● **WHAT THE TASK ASKS**: Copy out the material below in full, but not its images.
^^^^^^^^
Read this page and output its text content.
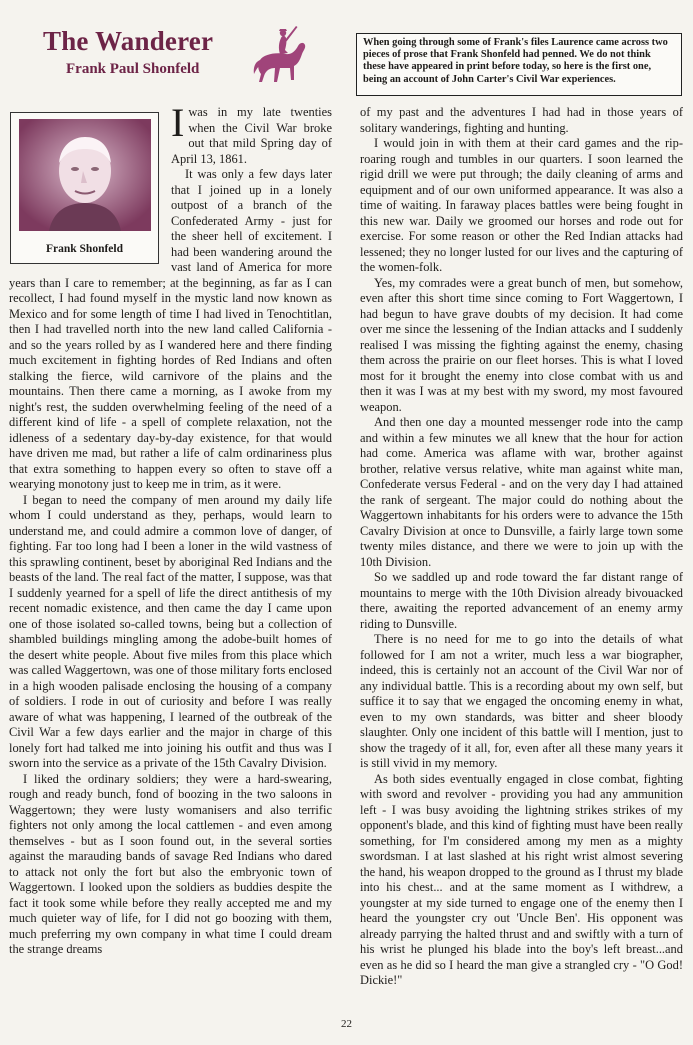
The Wanderer
Frank Paul Shonfeld
When going through some of Frank's files Laurence came across two pieces of prose that Frank Shonfeld had penned. We do not think these have appeared in print before today, so here is the first one, being an account of John Carter's Civil War experiences.
Frank Shonfeld

I was in my late twenties when the Civil War broke out that mild Spring day of April 13, 1861.

It was only a few days later that I joined up in a lonely outpost of a branch of the Confederated Army - just for the sheer hell of excitement. I had been wandering around the vast land of America for more years than I care to remember; at the beginning, as far as I can recollect, I had found myself in the mystic land now known as Mexico and for some length of time I had lived in Tenochtitlan, then I had travelled north into the new land called California - and so the years rolled by as I wandered here and there finding much excitement in fighting hordes of Red Indians and often stalking the fierce, wild carnivore of the plains and the mountains. Then there came a morning, as I awoke from my night's rest, the sudden overwhelming feeling of the need of a different kind of life - a spell of complete relaxation, not the idleness of a sedentary day-by-day existence, for that would have driven me mad, but rather a life of calm ordinariness plus that extra something to happen every so often to stave off a wearying monotony just to keep me in trim, as it were.

I began to need the company of men around my daily life whom I could understand as they, perhaps, would learn to understand me, and could admire a common love of danger, of fighting. Far too long had I been a loner in the wild vastness of this sprawling continent, beset by aboriginal Red Indians and the beasts of the land. The real fact of the matter, I suppose, was that I suddenly yearned for a spell of life the direct antithesis of my recent nomadic existence, and then came the day I came upon one of those isolated so-called towns, being but a collection of shambled buildings mingling among the adobe-built homes of the desert white people. About five miles from this place which was called Waggertown, was one of those military forts enclosed in a high wooden palisade enclosing the housing of a company of soldiers. I rode in out of curiosity and before I was really aware of what was happening, I learned of the outbreak of the Civil War a few days earlier and the major in charge of this lonely fort had talked me into joining his outfit and thus was I sworn into the service as a private of the 15th Cavalry Division.

I liked the ordinary soldiers; they were a hard-swearing, rough and ready bunch, fond of boozing in the two saloons in Waggertown; they were lusty womanisers and also terrific fighters not only among the local cattlemen - and even among themselves - but as I soon found out, in the several sorties against the marauding bands of savage Red Indians who dared to attack not only the fort but also the embryonic town of Waggertown. I looked upon the soldiers as buddies despite the fact it took some while before they really accepted me and my much quieter way of life, for I did not go boozing with them, much preferring my own company in what time I could dream the strange dreams

of my past and the adventures I had had in those years of solitary wanderings, fighting and hunting.

I would join in with them at their card games and the rip-roaring rough and tumbles in our quarters. I soon learned the rigid drill we were put through; the daily cleaning of arms and equipment and of our own uniformed appearance. It was also a time of waiting. In faraway places battles were being fought in this new war. Daily we groomed our horses and rode out for exercise. For some reason or other the Red Indian attacks had lessened; they no longer lusted for our lives and the capturing of the women-folk.

Yes, my comrades were a great bunch of men, but somehow, even after this short time since coming to Fort Waggertown, I had begun to have grave doubts of my decision. It had come over me since the lessening of the Indian attacks and I suddenly realised I was missing the fighting against the enemy, chasing them across the prairie on our fleet horses. This is what I loved most for it brought the enemy into close combat with us and then it was I was at my best with my sword, my most favoured weapon.

And then one day a mounted messenger rode into the camp and within a few minutes we all knew that the hour for action had come. America was aflame with war, brother against brother, relative versus relative, white man against white man, Confederate versus Federal - and on the very day I had attained the rank of sergeant. The major could do nothing about the Waggertown inhabitants for his orders were to advance the 15th Cavalry Division at once to Dunsville, a fairly large town some twenty miles distance, and there we were to join up with the 10th Division.

So we saddled up and rode toward the far distant range of mountains to merge with the 10th Division already bivouacked there, awaiting the reported advancement of an enemy army riding to Dunsville.

There is no need for me to go into the details of what followed for I am not a writer, much less a war biographer, indeed, this is certainly not an account of the Civil War nor of any individual battle. This is a recording about my own self, but suffice it to say that we engaged the oncoming enemy in what, even to my own standards, was bitter and sheer bloody slaughter. Only one incident of this battle will I mention, just to show the tragedy of it all, for, even after all these many years it is still vivid in my memory.

As both sides eventually engaged in close combat, fighting with sword and revolver - providing you had any ammunition left - I was busy avoiding the lightning strikes strikes of my opponent's blade, and this kind of fighting must have been really something, for I'm considered among my men as a mighty swordsman. I at last slashed at his right wrist almost severing the hand, his weapon dropped to the ground as I thrust my blade into his chest... and at the same moment as I withdrew, a youngster at my side turned to engage one of the enemy then I heard the youngster cry out 'Uncle Ben'. His opponent was already parrying the halted thrust and and swiftly with a turn of his wrist he plunged his blade into the boy's left breast...and even as he did so I heard the man give a strangled cry - "O God! Dickie!"

22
^^^^^^^^
● **EXERCISE SOLUTION**:
Read this page and output its text content.
The Wanderer
Frank Paul Shonfeld
When going through some of Frank's files Laurence came across two pieces of prose that Frank Shonfeld had penned. We do not think these have appeared in print before today, so here is the first one, being an account of John Carter's Civil War experiences.
Frank Shonfeld

I was in my late twenties when the Civil War broke out that mild Spring day of April 13, 1861.

It was only a few days later that I joined up in a lonely outpost of a branch of the Confederated Army - just for the sheer hell of excitement. I had been wandering around the vast land of America for more years than I care to remember; at the beginning, as far as I can recollect, I had found myself in the mystic land now known as Mexico and for some length of time I had lived in Tenochtitlan, then I had travelled north into the new land called California - and so the years rolled by as I wandered here and there finding much excitement in fighting hordes of Red Indians and often stalking the fierce, wild carnivore of the plains and the mountains. Then there came a morning, as I awoke from my night's rest, the sudden overwhelming feeling of the need of a different kind of life - a spell of complete relaxation, not the idleness of a sedentary day-by-day existence, for that would have driven me mad, but rather a life of calm ordinariness plus that extra something to happen every so often to stave off a wearying monotony just to keep me in trim, as it were.

I began to need the company of men around my daily life whom I could understand as they, perhaps, would learn to understand me, and could admire a common love of danger, of fighting. Far too long had I been a loner in the wild vastness of this sprawling continent, beset by aboriginal Red Indians and the beasts of the land. The real fact of the matter, I suppose, was that I suddenly yearned for a spell of life the direct antithesis of my recent nomadic existence, and then came the day I came upon one of those isolated so-called towns, being but a collection of shambled buildings mingling among the adobe-built homes of the desert white people. About five miles from this place which was called Waggertown, was one of those military forts enclosed in a high wooden palisade enclosing the housing of a company of soldiers. I rode in out of curiosity and before I was really aware of what was happening, I learned of the outbreak of the Civil War a few days earlier and the major in charge of this lonely fort had talked me into joining his outfit and thus was I sworn into the service as a private of the 15th Cavalry Division.

I liked the ordinary soldiers; they were a hard-swearing, rough and ready bunch, fond of boozing in the two saloons in Waggertown; they were lusty womanisers and also terrific fighters not only among the local cattlemen - and even among themselves - but as I soon found out, in the several sorties against the marauding bands of savage Red Indians who dared to attack not only the fort but also the embryonic town of Waggertown. I looked upon the soldiers as buddies despite the fact it took some while before they really accepted me and my much quieter way of life, for I did not go boozing with them, much preferring my own company in what time I could dream the strange dreams

of my past and the adventures I had had in those years of solitary wanderings, fighting and hunting.

I would join in with them at their card games and the rip-roaring rough and tumbles in our quarters. I soon learned the rigid drill we were put through; the daily cleaning of arms and equipment and of our own uniformed appearance. It was also a time of waiting. In faraway places battles were being fought in this new war. Daily we groomed our horses and rode out for exercise. For some reason or other the Red Indian attacks had lessened; they no longer lusted for our lives and the capturing of the women-folk.

Yes, my comrades were a great bunch of men, but somehow, even after this short time since coming to Fort Waggertown, I had begun to have grave doubts of my decision. It had come over me since the lessening of the Indian attacks and I suddenly realised I was missing the fighting against the enemy, chasing them across the prairie on our fleet horses. This is what I loved most for it brought the enemy into close combat with us and then it was I was at my best with my sword, my most favoured weapon.

And then one day a mounted messenger rode into the camp and within a few minutes we all knew that the hour for action had come. America was aflame with war, brother against brother, relative versus relative, white man against white man, Confederate versus Federal - and on the very day I had attained the rank of sergeant. The major could do nothing about the Waggertown inhabitants for his orders were to advance the 15th Cavalry Division at once to Dunsville, a fairly large town some twenty miles distance, and there we were to join up with the 10th Division.

So we saddled up and rode toward the far distant range of mountains to merge with the 10th Division already bivouacked there, awaiting the reported advancement of an enemy army riding to Dunsville.

There is no need for me to go into the details of what followed for I am not a writer, much less a war biographer, indeed, this is certainly not an account of the Civil War nor of any individual battle. This is a recording about my own self, but suffice it to say that we engaged the oncoming enemy in what, even to my own standards, was bitter and sheer bloody slaughter. Only one incident of this battle will I mention, just to show the tragedy of it all, for, even after all these many years it is still vivid in my memory.

As both sides eventually engaged in close combat, fighting with sword and revolver - providing you had any ammunition left - I was busy avoiding the lightning strikes strikes of my opponent's blade, and this kind of fighting must have been really something, for I'm considered among my men as a mighty swordsman. I at last slashed at his right wrist almost severing the hand, his weapon dropped to the ground as I thrust my blade into his chest... and at the same moment as I withdrew, a youngster at my side turned to engage one of the enemy then I heard the youngster cry out 'Uncle Ben'. His opponent was already parrying the halted thrust and and swiftly with a turn of his wrist he plunged his blade into the boy's left breast...and even as he did so I heard the man give a strangled cry - "O God! Dickie!"

22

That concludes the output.